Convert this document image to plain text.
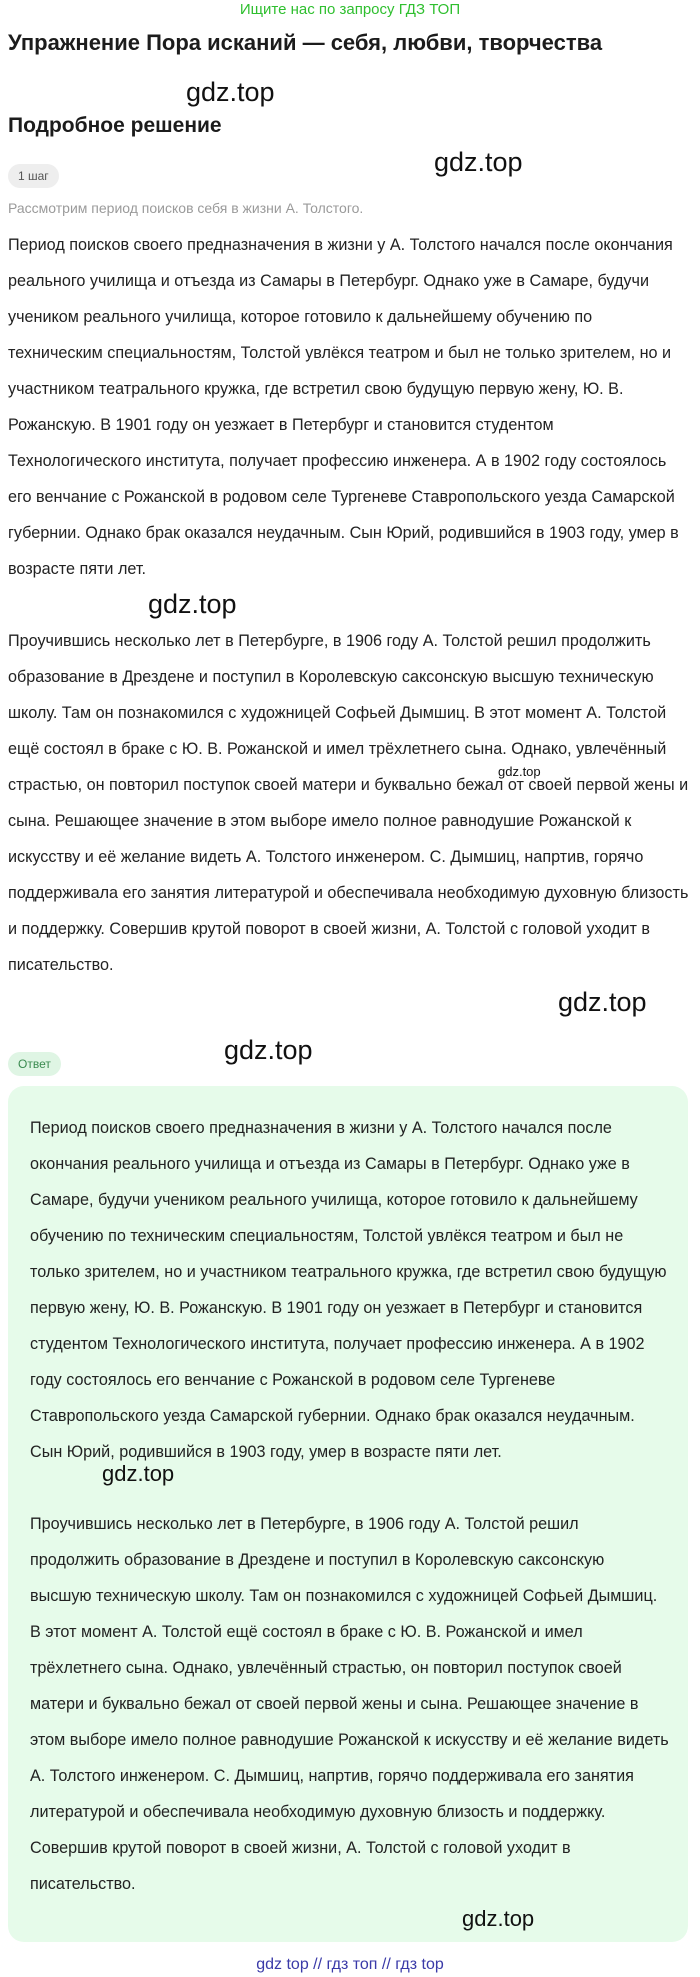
Ищите нас по запросу ГДЗ ТОП
Упражнение Пора исканий — себя, любви, творчества
gdz.top
Подробное решение
gdz.top
1 шаг
Рассмотрим период поисков себя в жизни А. Толстого.

Период поисков своего предназначения в жизни у А. Толстого начался после окончания реального училища и отъезда из Самары в Петербург. Однако уже в Самаре, будучи учеником реального училища, которое готовило к дальнейшему обучению по техническим специальностям, Толстой увлёкся театром и был не только зрителем, но и участником театрального кружка, где встретил свою будущую первую жену, Ю. В. Рожанскую. В 1901 году он уезжает в Петербург и становится студентом Технологического института, получает профессию инженера. А в 1902 году состоялось его венчание с Рожанской в родовом селе Тургеневе Ставропольского уезда Самарской губернии. Однако брак оказался неудачным. Сын Юрий, родившийся в 1903 году, умер в возрасте пяти лет.

Проучившись несколько лет в Петербурге, в 1906 году А. Толстой решил продолжить образование в Дрездене и поступил в Королевскую саксонскую высшую техническую школу. Там он познакомился с художницей Софьей Дымшиц. В этот момент А. Толстой ещё состоял в браке с Ю. В. Рожанской и имел трёхлетнего сына. Однако, увлечённый страстью, он повторил поступок своей матери и буквально бежал от своей первой жены и сына. Решающее значение в этом выборе имело полное равнодушие Рожанской к искусству и её желание видеть А. Толстого инженером. С. Дымшиц, напртив, горячо поддерживала его занятия литературой и обеспечивала необходимую духовную близость и поддержку. Совершив крутой поворот в своей жизни, А. Толстой с головой уходит в писательство.

gdz.top
gdz.top
gdz.top
gdz.top
Ответ

Период поисков своего предназначения в жизни у А. Толстого начался после окончания реального училища и отъезда из Самары в Петербург. Однако уже в Самаре, будучи учеником реального училища, которое готовило к дальнейшему обучению по техническим специальностям, Толстой увлёкся театром и был не только зрителем, но и участником театрального кружка, где встретил свою будущую первую жену, Ю. В. Рожанскую. В 1901 году он уезжает в Петербург и становится студентом Технологического института, получает профессию инженера. А в 1902 году состоялось его венчание с Рожанской в родовом селе Тургеневе Ставропольского уезда Самарской губернии. Однако брак оказался неудачным. Сын Юрий, родившийся в 1903 году, умер в возрасте пяти лет.

Проучившись несколько лет в Петербурге, в 1906 году А. Толстой решил продолжить образование в Дрездене и поступил в Королевскую саксонскую высшую техническую школу. Там он познакомился с художницей Софьей Дымшиц. В этот момент А. Толстой ещё состоял в браке с Ю. В. Рожанской и имел трёхлетнего сына. Однако, увлечённый страстью, он повторил поступок своей матери и буквально бежал от своей первой жены и сына. Решающее значение в этом выборе имело полное равнодушие Рожанской к искусству и её желание видеть А. Толстого инженером. С. Дымшиц, напртив, горячо поддерживала его занятия литературой и обеспечивала необходимую духовную близость и поддержку. Совершив крутой поворот в своей жизни, А. Толстой с головой уходит в писательство.

gdz.top
gdz.top
gdz top // гдз топ // гдз top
▬▬▬
Objective
Leave out the pictures and output every record above precisely as given.

Result of the task
Convert this document image to plain text.
Ищите нас по запросу ГДЗ ТОП
Упражнение Пора исканий — себя, любви, творчества
gdz.top
Подробное решение
gdz.top
1 шаг
Рассмотрим период поисков себя в жизни А. Толстого.

Период поисков своего предназначения в жизни у А. Толстого начался после окончания реального училища и отъезда из Самары в Петербург. Однако уже в Самаре, будучи учеником реального училища, которое готовило к дальнейшему обучению по техническим специальностям, Толстой увлёкся театром и был не только зрителем, но и участником театрального кружка, где встретил свою будущую первую жену, Ю. В. Рожанскую. В 1901 году он уезжает в Петербург и становится студентом Технологического института, получает профессию инженера. А в 1902 году состоялось его венчание с Рожанской в родовом селе Тургеневе Ставропольского уезда Самарской губернии. Однако брак оказался неудачным. Сын Юрий, родившийся в 1903 году, умер в возрасте пяти лет.

Проучившись несколько лет в Петербурге, в 1906 году А. Толстой решил продолжить образование в Дрездене и поступил в Королевскую саксонскую высшую техническую школу. Там он познакомился с художницей Софьей Дымшиц. В этот момент А. Толстой ещё состоял в браке с Ю. В. Рожанской и имел трёхлетнего сына. Однако, увлечённый страстью, он повторил поступок своей матери и буквально бежал от своей первой жены и сына. Решающее значение в этом выборе имело полное равнодушие Рожанской к искусству и её желание видеть А. Толстого инженером. С. Дымшиц, напртив, горячо поддерживала его занятия литературой и обеспечивала необходимую духовную близость и поддержку. Совершив крутой поворот в своей жизни, А. Толстой с головой уходит в писательство.

gdz.top
gdz.top
gdz.top
gdz.top
Ответ

Период поисков своего предназначения в жизни у А. Толстого начался после окончания реального училища и отъезда из Самары в Петербург. Однако уже в Самаре, будучи учеником реального училища, которое готовило к дальнейшему обучению по техническим специальностям, Толстой увлёкся театром и был не только зрителем, но и участником театрального кружка, где встретил свою будущую первую жену, Ю. В. Рожанскую. В 1901 году он уезжает в Петербург и становится студентом Технологического института, получает профессию инженера. А в 1902 году состоялось его венчание с Рожанской в родовом селе Тургеневе Ставропольского уезда Самарской губернии. Однако брак оказался неудачным. Сын Юрий, родившийся в 1903 году, умер в возрасте пяти лет.

Проучившись несколько лет в Петербурге, в 1906 году А. Толстой решил продолжить образование в Дрездене и поступил в Королевскую саксонскую высшую техническую школу. Там он познакомился с художницей Софьей Дымшиц. В этот момент А. Толстой ещё состоял в браке с Ю. В. Рожанской и имел трёхлетнего сына. Однако, увлечённый страстью, он повторил поступок своей матери и буквально бежал от своей первой жены и сына. Решающее значение в этом выборе имело полное равнодушие Рожанской к искусству и её желание видеть А. Толстого инженером. С. Дымшиц, напртив, горячо поддерживала его занятия литературой и обеспечивала необходимую духовную близость и поддержку. Совершив крутой поворот в своей жизни, А. Толстой с головой уходит в писательство.

gdz.top
gdz.top
gdz top // гдз топ // гдз top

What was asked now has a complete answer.